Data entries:
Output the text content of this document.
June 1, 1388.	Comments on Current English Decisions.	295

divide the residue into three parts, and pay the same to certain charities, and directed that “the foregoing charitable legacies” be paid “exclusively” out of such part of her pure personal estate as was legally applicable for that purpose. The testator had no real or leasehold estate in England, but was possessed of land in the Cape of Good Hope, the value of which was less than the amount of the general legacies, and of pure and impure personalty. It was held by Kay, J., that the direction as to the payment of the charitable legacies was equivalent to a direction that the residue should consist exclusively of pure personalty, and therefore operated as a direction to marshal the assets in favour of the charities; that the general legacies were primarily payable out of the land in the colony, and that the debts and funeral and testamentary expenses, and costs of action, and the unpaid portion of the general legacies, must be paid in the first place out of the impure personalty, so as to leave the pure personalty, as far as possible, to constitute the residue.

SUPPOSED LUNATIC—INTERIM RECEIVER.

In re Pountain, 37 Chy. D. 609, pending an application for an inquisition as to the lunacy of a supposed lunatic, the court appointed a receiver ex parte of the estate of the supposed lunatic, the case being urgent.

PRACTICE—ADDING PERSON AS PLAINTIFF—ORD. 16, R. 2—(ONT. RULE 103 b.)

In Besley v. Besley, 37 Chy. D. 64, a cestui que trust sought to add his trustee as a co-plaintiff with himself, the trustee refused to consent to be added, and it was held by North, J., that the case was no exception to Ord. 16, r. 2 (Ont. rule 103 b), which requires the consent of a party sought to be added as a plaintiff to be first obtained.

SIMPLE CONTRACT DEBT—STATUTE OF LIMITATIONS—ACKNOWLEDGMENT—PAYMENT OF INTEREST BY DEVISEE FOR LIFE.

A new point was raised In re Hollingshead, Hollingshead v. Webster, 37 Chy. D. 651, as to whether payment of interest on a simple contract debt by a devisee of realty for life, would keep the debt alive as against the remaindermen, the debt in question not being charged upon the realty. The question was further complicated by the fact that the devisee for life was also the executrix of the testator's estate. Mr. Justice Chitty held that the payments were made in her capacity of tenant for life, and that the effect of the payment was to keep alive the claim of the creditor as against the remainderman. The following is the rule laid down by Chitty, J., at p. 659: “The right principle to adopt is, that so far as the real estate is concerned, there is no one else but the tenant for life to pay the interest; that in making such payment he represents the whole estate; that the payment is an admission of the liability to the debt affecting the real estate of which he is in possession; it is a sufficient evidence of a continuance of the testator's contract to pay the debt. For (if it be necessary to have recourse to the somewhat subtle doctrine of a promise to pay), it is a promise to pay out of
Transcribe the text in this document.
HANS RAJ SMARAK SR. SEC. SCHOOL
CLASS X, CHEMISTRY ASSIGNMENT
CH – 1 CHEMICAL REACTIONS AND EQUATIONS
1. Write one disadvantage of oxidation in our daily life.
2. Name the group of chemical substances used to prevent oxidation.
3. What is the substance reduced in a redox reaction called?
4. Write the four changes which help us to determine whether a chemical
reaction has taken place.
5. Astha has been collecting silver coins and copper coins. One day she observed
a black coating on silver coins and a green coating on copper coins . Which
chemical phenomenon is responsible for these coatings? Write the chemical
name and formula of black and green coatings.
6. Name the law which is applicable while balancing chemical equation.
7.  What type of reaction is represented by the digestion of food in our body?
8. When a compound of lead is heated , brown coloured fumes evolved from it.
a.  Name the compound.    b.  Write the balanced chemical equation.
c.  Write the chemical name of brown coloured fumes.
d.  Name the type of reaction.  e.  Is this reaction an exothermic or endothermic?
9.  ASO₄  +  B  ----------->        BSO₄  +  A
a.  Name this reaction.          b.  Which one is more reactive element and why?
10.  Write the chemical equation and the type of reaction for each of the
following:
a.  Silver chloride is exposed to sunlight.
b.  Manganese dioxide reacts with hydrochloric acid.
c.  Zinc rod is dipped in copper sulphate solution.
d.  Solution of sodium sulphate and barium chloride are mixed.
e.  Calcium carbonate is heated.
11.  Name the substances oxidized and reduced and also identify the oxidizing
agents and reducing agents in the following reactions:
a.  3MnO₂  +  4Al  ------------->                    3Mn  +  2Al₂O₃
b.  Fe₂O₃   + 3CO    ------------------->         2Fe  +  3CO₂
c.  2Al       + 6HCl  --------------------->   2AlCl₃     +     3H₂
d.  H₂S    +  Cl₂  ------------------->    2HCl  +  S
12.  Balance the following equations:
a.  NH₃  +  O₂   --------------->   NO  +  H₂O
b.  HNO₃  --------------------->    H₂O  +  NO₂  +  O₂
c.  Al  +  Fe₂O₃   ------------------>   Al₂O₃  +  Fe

What this task involves: Word for word, quote all of the data above.

Exercise solution:
Output the text content of this document.
June 1, 1388.	Comments on Current English Decisions.	295

divide the residue into three parts, and pay the same to certain charities, and directed that “the foregoing charitable legacies” be paid “exclusively” out of such part of her pure personal estate as was legally applicable for that purpose. The testator had no real or leasehold estate in England, but was possessed of land in the Cape of Good Hope, the value of which was less than the amount of the general legacies, and of pure and impure personalty. It was held by Kay, J., that the direction as to the payment of the charitable legacies was equivalent to a direction that the residue should consist exclusively of pure personalty, and therefore operated as a direction to marshal the assets in favour of the charities; that the general legacies were primarily payable out of the land in the colony, and that the debts and funeral and testamentary expenses, and costs of action, and the unpaid portion of the general legacies, must be paid in the first place out of the impure personalty, so as to leave the pure personalty, as far as possible, to constitute the residue.

SUPPOSED LUNATIC—INTERIM RECEIVER.

In re Pountain, 37 Chy. D. 609, pending an application for an inquisition as to the lunacy of a supposed lunatic, the court appointed a receiver ex parte of the estate of the supposed lunatic, the case being urgent.

PRACTICE—ADDING PERSON AS PLAINTIFF—ORD. 16, R. 2—(ONT. RULE 103 b.)

In Besley v. Besley, 37 Chy. D. 64, a cestui que trust sought to add his trustee as a co-plaintiff with himself, the trustee refused to consent to be added, and it was held by North, J., that the case was no exception to Ord. 16, r. 2 (Ont. rule 103 b), which requires the consent of a party sought to be added as a plaintiff to be first obtained.

SIMPLE CONTRACT DEBT—STATUTE OF LIMITATIONS—ACKNOWLEDGMENT—PAYMENT OF INTEREST BY DEVISEE FOR LIFE.

A new point was raised In re Hollingshead, Hollingshead v. Webster, 37 Chy. D. 651, as to whether payment of interest on a simple contract debt by a devisee of realty for life, would keep the debt alive as against the remaindermen, the debt in question not being charged upon the realty. The question was further complicated by the fact that the devisee for life was also the executrix of the testator's estate. Mr. Justice Chitty held that the payments were made in her capacity of tenant for life, and that the effect of the payment was to keep alive the claim of the creditor as against the remainderman. The following is the rule laid down by Chitty, J., at p. 659: “The right principle to adopt is, that so far as the real estate is concerned, there is no one else but the tenant for life to pay the interest; that in making such payment he represents the whole estate; that the payment is an admission of the liability to the debt affecting the real estate of which he is in possession; it is a sufficient evidence of a continuance of the testator's contract to pay the debt. For (if it be necessary to have recourse to the somewhat subtle doctrine of a promise to pay), it is a promise to pay out of
Transcribe the text in this document.
HANS RAJ SMARAK SR. SEC. SCHOOL
CLASS X, CHEMISTRY ASSIGNMENT
CH – 1 CHEMICAL REACTIONS AND EQUATIONS
1. Write one disadvantage of oxidation in our daily life.
2. Name the group of chemical substances used to prevent oxidation.
3. What is the substance reduced in a redox reaction called?
4. Write the four changes which help us to determine whether a chemical
reaction has taken place.
5. Astha has been collecting silver coins and copper coins. One day she observed
a black coating on silver coins and a green coating on copper coins . Which
chemical phenomenon is responsible for these coatings? Write the chemical
name and formula of black and green coatings.
6. Name the law which is applicable while balancing chemical equation.
7.  What type of reaction is represented by the digestion of food in our body?
8. When a compound of lead is heated , brown coloured fumes evolved from it.
a.  Name the compound.    b.  Write the balanced chemical equation.
c.  Write the chemical name of brown coloured fumes.
d.  Name the type of reaction.  e.  Is this reaction an exothermic or endothermic?
9.  ASO₄  +  B  ----------->        BSO₄  +  A
a.  Name this reaction.          b.  Which one is more reactive element and why?
10.  Write the chemical equation and the type of reaction for each of the
following:
a.  Silver chloride is exposed to sunlight.
b.  Manganese dioxide reacts with hydrochloric acid.
c.  Zinc rod is dipped in copper sulphate solution.
d.  Solution of sodium sulphate and barium chloride are mixed.
e.  Calcium carbonate is heated.
11.  Name the substances oxidized and reduced and also identify the oxidizing
agents and reducing agents in the following reactions:
a.  3MnO₂  +  4Al  ------------->                    3Mn  +  2Al₂O₃
b.  Fe₂O₃   + 3CO    ------------------->         2Fe  +  3CO₂
c.  2Al       + 6HCl  --------------------->   2AlCl₃     +     3H₂
d.  H₂S    +  Cl₂  ------------------->    2HCl  +  S
12.  Balance the following equations:
a.  NH₃  +  O₂   --------------->   NO  +  H₂O
b.  HNO₃  --------------------->    H₂O  +  NO₂  +  O₂
c.  Al  +  Fe₂O₃   ------------------>   Al₂O₃  +  Fe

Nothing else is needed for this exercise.